> Task brief
Swap "Login/Register" for "Sign In" in the material from the line with "top-navbar: The Blog" to the line with "nav-link-the-blog[interactable]: The Blog", and write out only those lines with nothing else altered.

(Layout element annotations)
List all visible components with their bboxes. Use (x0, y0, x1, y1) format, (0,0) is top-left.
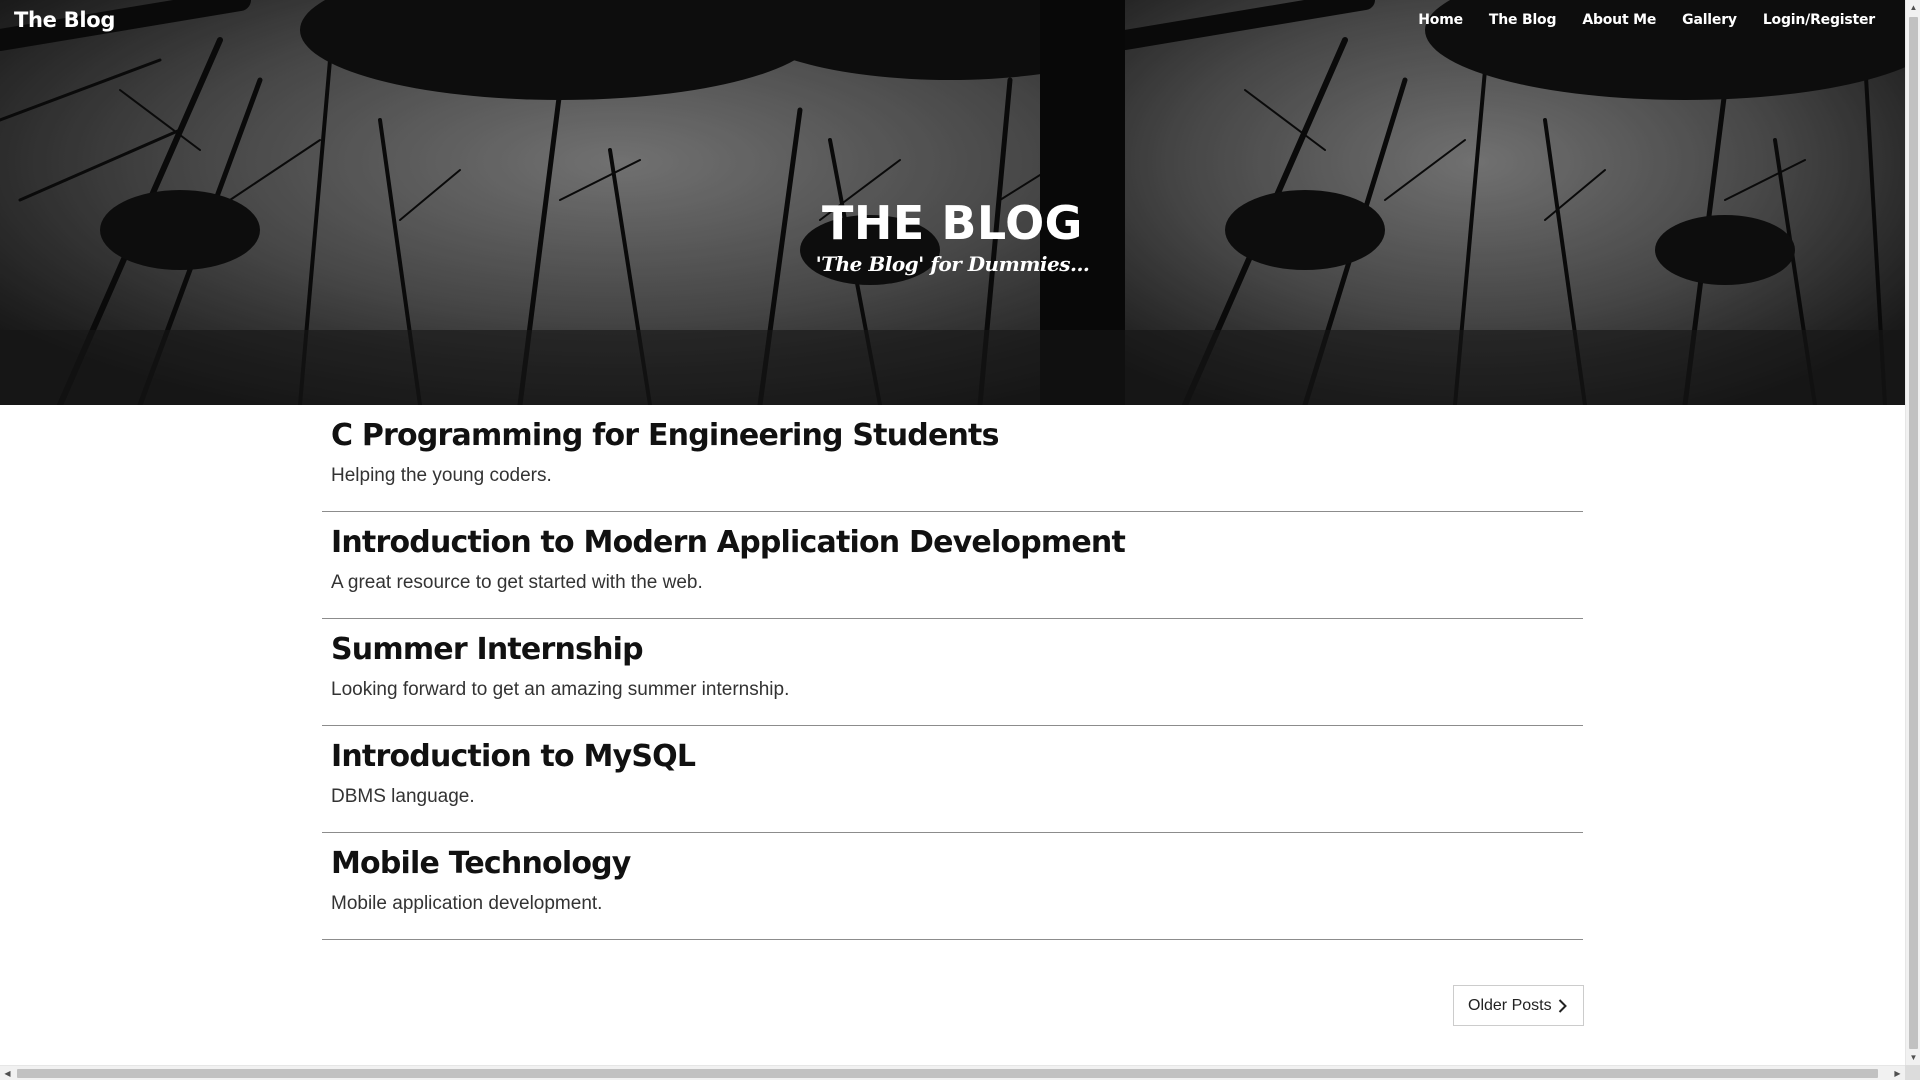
top-navbar: The Blog Home The Blog About Me Gallery … (0, 0, 1905, 42)
nav-link-login-register[interactable]: Login/Register (1763, 12, 1875, 28)
older-posts-button[interactable]: Older Posts (1453, 985, 1584, 1026)
scroll-up-arrow-icon[interactable]: ▲ (1906, 0, 1920, 15)
horizontal-scroll-thumb[interactable] (17, 1069, 1878, 1078)
chevron-right-icon (1558, 998, 1567, 1013)
nav-link-about-me[interactable]: About Me (1582, 12, 1656, 28)
post-preview: Introduction to MySQL DBMS language. (322, 726, 1583, 833)
nav-link-the-blog[interactable]: The Blog (1489, 12, 1557, 28)
nav-links: Home The Blog About Me Gallery Login/Reg… (1392, 12, 1875, 28)
page-viewport: The Blog Home The Blog About Me Gallery … (0, 0, 1905, 1065)
post-title-link[interactable]: Introduction to MySQL (331, 738, 696, 776)
post-title-link[interactable]: C Programming for Engineering Students (331, 417, 999, 455)
older-posts-label: Older Posts (1468, 996, 1552, 1014)
post-preview: Summer Internship Looking forward to get… (322, 619, 1583, 726)
scroll-left-arrow-icon[interactable]: ◀ (0, 1066, 15, 1080)
pager: Older Posts (1453, 985, 1584, 1026)
nav-link-home[interactable]: Home (1418, 12, 1463, 28)
horizontal-scrollbar[interactable]: ◀ ▶ (0, 1065, 1905, 1080)
nav-link-gallery[interactable]: Gallery (1682, 12, 1737, 28)
post-subtitle: DBMS language. (331, 786, 475, 807)
post-preview: C Programming for Engineering Students H… (322, 405, 1583, 512)
hero-subtitle: 'The Blog' for Dummies... (815, 252, 1090, 276)
post-subtitle: Helping the young coders. (331, 465, 552, 486)
brand-link[interactable]: The Blog (14, 8, 115, 32)
vertical-scrollbar[interactable]: ▲ ▼ (1905, 0, 1920, 1065)
scroll-right-arrow-icon[interactable]: ▶ (1890, 1066, 1905, 1080)
post-preview: Introduction to Modern Application Devel… (322, 512, 1583, 619)
post-title-link[interactable]: Introduction to Modern Application Devel… (331, 524, 1126, 562)
scroll-down-arrow-icon[interactable]: ▼ (1906, 1050, 1920, 1065)
post-title-link[interactable]: Summer Internship (331, 631, 644, 669)
scrollbar-corner (1905, 1065, 1920, 1080)
post-subtitle: A great resource to get started with the… (331, 572, 703, 593)
hero-title: THE BLOG (822, 196, 1083, 250)
hero-header: The Blog Home The Blog About Me Gallery … (0, 0, 1905, 405)
post-title-link[interactable]: Mobile Technology (331, 845, 631, 883)
hero-heading-group: THE BLOG 'The Blog' for Dummies... (0, 196, 1905, 276)
post-list: C Programming for Engineering Students H… (322, 405, 1583, 940)
vertical-scroll-thumb[interactable] (1909, 17, 1918, 1049)
post-subtitle: Looking forward to get an amazing summer… (331, 679, 790, 700)
post-preview: Mobile Technology Mobile application dev… (322, 833, 1583, 940)
post-subtitle: Mobile application development. (331, 893, 603, 914)
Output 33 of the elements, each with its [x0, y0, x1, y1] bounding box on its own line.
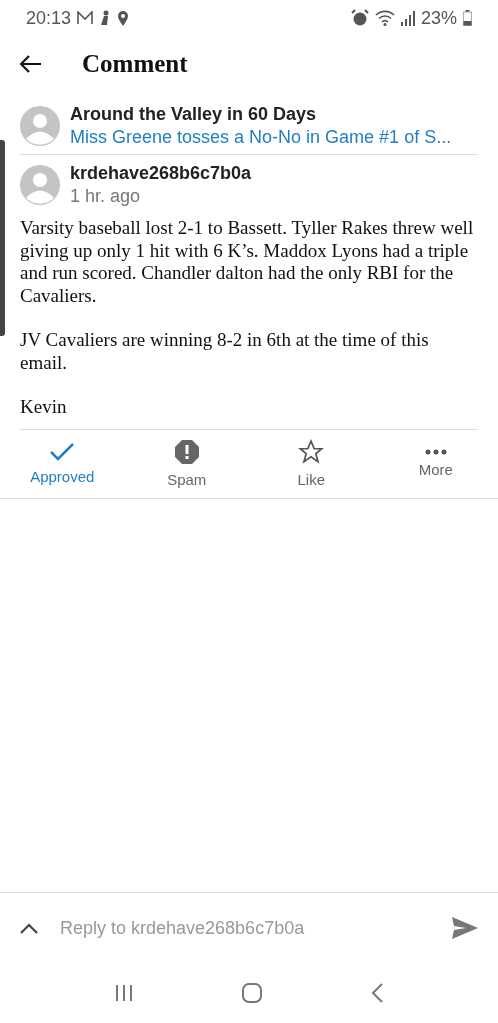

> Correct response
top-navbar: The Blog Home The Blog About Me Gallery … (0, 0, 1905, 42)
nav-link-login-register[interactable]: Sign In (1763, 12, 1875, 28)
older-posts-button[interactable]: Older Posts (1453, 985, 1584, 1026)
scroll-up-arrow-icon[interactable]: ▲ (1906, 0, 1920, 15)
horizontal-scroll-thumb[interactable] (17, 1069, 1878, 1078)
chevron-right-icon (1558, 998, 1567, 1013)
nav-link-about-me[interactable]: About Me (1582, 12, 1656, 28)
post-preview: Introduction to MySQL DBMS language. (322, 726, 1583, 833)
nav-link-the-blog[interactable]: The Blog (1489, 12, 1557, 28)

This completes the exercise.